Questions to answer =
1. Duplicate the part of the passage on spinning and fate that opens with the words containing "There is certainly" and closes with "stay with me.".
2. List every title of a work that the passage on spinning and fate names.
3. Based on the passage on spinning and fate, is each statement true? (a) In the Anglo-Saxon tradition, fate is called Wyrd. (b) Spinning is mentioned in “Aschenputtel.” (c) The fairy godmother is shown spinning in several scenes of “The Three Golden Hairs.”

Reading passage =
• • •
There is certainly an association with spinning and weaving with the conception of fate and destiny. In fact, the concept of our fate, called Wyrd in the Anglo-Saxon tradition, is conceptualized as a great web made up of strands that are spun by the three spinners (the Fates, called the Norns in Germanic tradition). Wyrd can be seen as a cosmic tapestry of your life that exists in the spiritual plane.
We saw the fairy godmother shown spinning only in one scene in “The Three Golden Hairs.” And, in “Aschenputtel,” spinning was not mentioned at all.
However, the protagonist’s mother did give her garments which are obviously made with textiles, and it was down to these garments that Aschenputtel was able to secure her fate. If that sounds like a stretch, stay with me.
In “The Myth of the Goddess,” Baring and Cashford explain that there was an ancient association between these spinning goddesses and motherhood.
Motherhood was always seen as very sacred and magical. It gave women special status because they were the givers of new life. Baring and Cashford assert that the female goddesses who were weavers of fate are connected to motherhood and agricultural fertility.
• • •
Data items
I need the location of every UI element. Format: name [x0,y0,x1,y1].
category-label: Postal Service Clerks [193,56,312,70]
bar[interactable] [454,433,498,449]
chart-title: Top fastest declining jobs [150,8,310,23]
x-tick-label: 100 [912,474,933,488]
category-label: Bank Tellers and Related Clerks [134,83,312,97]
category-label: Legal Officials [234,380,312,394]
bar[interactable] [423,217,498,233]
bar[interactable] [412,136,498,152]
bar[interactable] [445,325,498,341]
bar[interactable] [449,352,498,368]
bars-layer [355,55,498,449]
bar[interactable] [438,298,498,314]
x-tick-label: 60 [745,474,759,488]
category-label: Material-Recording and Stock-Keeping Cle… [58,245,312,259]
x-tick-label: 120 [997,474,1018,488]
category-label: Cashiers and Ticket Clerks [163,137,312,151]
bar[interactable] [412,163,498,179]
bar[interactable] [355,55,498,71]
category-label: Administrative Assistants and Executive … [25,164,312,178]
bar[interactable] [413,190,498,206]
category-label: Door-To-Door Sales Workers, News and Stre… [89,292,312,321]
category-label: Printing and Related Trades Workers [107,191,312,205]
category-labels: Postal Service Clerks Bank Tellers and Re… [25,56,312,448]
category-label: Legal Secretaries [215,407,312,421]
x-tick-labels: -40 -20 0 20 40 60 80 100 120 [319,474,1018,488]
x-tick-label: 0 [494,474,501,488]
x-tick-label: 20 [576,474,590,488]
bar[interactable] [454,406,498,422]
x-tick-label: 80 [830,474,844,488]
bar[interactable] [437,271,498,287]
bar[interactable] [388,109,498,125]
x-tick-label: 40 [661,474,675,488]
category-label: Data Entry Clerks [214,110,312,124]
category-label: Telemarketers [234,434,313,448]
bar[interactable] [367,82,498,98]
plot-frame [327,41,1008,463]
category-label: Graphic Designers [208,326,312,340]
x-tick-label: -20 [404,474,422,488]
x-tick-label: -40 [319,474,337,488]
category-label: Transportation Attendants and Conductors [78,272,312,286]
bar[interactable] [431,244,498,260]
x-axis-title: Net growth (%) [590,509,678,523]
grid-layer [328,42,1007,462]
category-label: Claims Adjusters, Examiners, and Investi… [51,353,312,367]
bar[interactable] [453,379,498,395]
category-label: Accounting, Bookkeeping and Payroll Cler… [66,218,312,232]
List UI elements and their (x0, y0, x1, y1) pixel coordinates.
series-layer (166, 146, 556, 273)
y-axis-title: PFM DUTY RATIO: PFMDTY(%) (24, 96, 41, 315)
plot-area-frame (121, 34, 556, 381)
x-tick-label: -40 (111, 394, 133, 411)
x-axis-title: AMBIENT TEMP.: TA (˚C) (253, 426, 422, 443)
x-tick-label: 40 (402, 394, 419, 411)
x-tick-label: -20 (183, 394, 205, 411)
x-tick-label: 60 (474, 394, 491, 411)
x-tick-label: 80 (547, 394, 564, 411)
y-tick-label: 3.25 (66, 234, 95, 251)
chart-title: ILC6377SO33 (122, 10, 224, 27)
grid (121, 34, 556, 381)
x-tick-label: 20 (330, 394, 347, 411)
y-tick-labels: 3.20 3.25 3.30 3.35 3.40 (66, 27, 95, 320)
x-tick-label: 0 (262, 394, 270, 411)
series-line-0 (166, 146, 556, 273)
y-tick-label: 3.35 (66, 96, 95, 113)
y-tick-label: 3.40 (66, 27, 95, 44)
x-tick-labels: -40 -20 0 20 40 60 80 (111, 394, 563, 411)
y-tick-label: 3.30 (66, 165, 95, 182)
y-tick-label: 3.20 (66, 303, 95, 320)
• • •
Outputs by task =
1.
There is certainly an association with spinning and weaving with the conception of fate and destiny. In fact, the concept of our fate, called Wyrd in the Anglo-Saxon tradition, is conceptualized as a great web made up of strands that are spun by the three spinners (the Fates, called the Norns in Germanic tradition). Wyrd can be seen as a cosmic tapestry of your life that exists in the spiritual plane.
We saw the fairy godmother shown spinning only in one scene in “The Three Golden Hairs.” And, in “Aschenputtel,” spinning was not mentioned at all.
However, the protagonist’s mother did give her garments which are obviously made with textiles, and it was down to these garments that Aschenputtel was able to secure her fate. If that sounds like a stretch, stay with me.

2.
“The Three Golden Hairs”
“Aschenputtel”
“The Myth of the Goddess”

3.
(a) Yes: "the concept of our fate, called Wyrd in the Anglo-Saxon tradition"
(b) No: "in “Aschenputtel,” spinning was not mentioned at all"
(c) No: "We saw the fairy godmother shown spinning only in one scene in “The Three Golden Hairs.”"